§ WORK TO BE COMPLETED:
Where does the string "CTRL" appear in the records? Copy every line that contains it.

(Excerpt from a dataset)
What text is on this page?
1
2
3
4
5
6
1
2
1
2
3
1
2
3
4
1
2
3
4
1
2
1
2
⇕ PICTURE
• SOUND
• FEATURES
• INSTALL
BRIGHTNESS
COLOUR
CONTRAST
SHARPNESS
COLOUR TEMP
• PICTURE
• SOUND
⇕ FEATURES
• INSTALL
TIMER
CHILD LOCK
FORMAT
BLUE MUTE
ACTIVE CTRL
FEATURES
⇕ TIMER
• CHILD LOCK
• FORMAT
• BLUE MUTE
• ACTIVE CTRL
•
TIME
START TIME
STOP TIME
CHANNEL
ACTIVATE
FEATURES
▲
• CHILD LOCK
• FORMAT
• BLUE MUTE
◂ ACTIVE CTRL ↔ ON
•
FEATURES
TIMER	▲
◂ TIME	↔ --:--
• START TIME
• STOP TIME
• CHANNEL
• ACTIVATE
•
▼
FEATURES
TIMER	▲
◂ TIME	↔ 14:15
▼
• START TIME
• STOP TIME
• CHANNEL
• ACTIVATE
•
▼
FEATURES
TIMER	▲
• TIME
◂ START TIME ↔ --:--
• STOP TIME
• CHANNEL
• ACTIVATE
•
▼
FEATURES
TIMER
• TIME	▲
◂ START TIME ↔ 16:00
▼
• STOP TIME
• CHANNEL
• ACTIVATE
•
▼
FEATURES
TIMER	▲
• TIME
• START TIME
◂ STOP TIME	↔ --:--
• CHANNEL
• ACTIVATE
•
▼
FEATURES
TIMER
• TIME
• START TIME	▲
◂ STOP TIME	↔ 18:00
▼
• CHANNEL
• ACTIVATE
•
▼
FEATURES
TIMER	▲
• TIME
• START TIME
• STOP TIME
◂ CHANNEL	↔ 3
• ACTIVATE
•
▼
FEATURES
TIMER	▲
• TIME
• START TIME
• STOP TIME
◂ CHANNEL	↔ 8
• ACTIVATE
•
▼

§ RESPONSE TO THE TASK:
ACTIVE CTRL
• ACTIVE CTRL
◂ ACTIVE CTRL ↔ ON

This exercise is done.